_WRITTEN EXERCISE:_
Return the number of lines in which the word "user" appears; add nothing else.
··········
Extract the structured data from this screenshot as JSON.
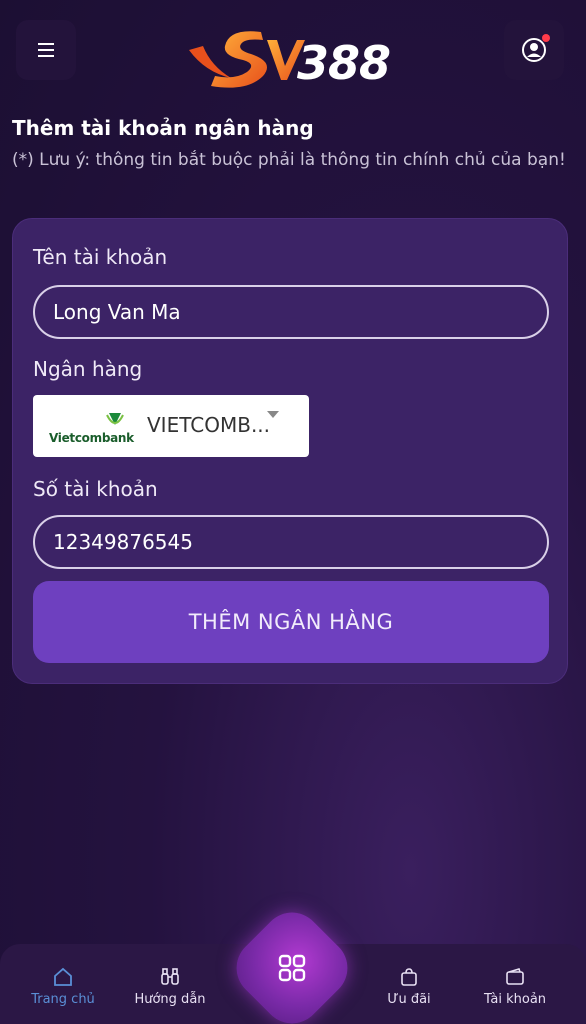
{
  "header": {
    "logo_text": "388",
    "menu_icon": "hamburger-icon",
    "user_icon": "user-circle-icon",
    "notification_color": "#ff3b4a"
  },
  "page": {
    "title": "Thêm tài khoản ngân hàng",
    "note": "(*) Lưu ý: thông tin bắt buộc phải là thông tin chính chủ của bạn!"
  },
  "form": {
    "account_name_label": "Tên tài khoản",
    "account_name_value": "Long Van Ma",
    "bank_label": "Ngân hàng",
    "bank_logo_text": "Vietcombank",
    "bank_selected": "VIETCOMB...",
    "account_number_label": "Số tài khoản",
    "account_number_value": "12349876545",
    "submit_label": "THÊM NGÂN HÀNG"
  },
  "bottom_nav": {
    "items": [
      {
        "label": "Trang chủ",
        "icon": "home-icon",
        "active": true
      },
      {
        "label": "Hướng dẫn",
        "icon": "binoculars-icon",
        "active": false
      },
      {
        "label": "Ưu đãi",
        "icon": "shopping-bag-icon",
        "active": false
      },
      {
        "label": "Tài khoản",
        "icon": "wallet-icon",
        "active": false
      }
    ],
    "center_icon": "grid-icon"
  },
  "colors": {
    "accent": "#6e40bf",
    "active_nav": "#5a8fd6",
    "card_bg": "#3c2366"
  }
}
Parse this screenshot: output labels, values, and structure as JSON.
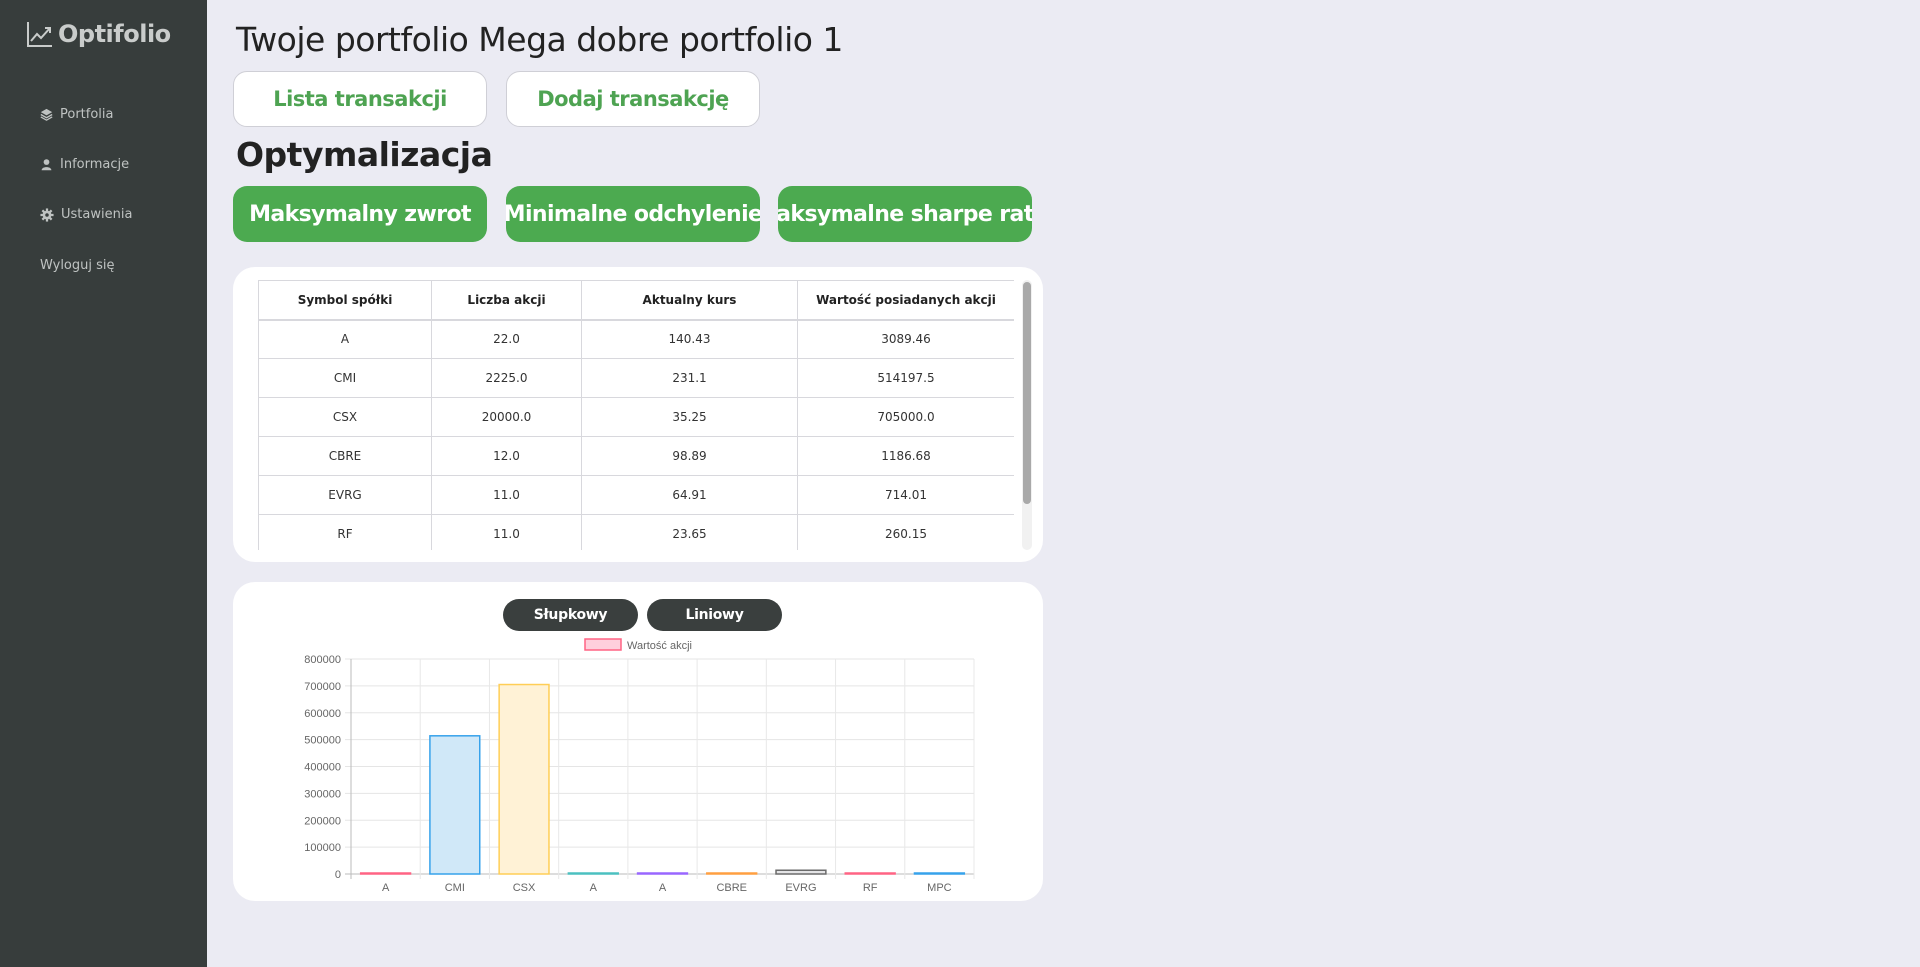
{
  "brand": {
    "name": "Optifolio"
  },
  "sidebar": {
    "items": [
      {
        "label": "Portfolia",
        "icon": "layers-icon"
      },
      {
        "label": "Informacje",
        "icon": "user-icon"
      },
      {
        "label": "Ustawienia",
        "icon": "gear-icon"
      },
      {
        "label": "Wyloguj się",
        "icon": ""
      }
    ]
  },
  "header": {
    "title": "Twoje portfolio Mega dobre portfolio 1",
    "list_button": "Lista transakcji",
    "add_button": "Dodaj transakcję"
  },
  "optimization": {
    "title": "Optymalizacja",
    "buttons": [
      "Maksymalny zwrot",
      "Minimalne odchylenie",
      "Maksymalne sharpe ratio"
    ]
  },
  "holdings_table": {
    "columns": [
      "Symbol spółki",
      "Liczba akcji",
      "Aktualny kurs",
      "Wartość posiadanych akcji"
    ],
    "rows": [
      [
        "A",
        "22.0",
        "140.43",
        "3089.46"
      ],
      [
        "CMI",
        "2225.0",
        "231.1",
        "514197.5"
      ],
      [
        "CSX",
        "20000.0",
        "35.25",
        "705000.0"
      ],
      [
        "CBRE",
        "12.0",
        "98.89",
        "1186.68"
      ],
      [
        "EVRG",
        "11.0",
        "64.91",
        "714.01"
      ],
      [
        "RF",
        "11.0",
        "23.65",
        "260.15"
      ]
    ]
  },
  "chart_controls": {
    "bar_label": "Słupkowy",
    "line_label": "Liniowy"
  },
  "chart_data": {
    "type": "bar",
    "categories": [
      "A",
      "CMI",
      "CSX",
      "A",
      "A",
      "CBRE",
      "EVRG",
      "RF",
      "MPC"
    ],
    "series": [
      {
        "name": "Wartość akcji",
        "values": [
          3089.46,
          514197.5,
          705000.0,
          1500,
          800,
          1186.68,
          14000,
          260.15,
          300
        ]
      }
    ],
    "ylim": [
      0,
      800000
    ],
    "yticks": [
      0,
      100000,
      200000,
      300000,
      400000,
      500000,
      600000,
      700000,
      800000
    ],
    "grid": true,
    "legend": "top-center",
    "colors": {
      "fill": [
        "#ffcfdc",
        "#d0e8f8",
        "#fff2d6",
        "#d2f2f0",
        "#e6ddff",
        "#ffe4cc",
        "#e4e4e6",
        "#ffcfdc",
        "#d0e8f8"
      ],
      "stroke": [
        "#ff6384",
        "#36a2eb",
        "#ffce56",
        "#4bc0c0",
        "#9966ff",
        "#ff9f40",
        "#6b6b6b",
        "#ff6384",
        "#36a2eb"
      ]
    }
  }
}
··········
_FULL ANSWER:_
2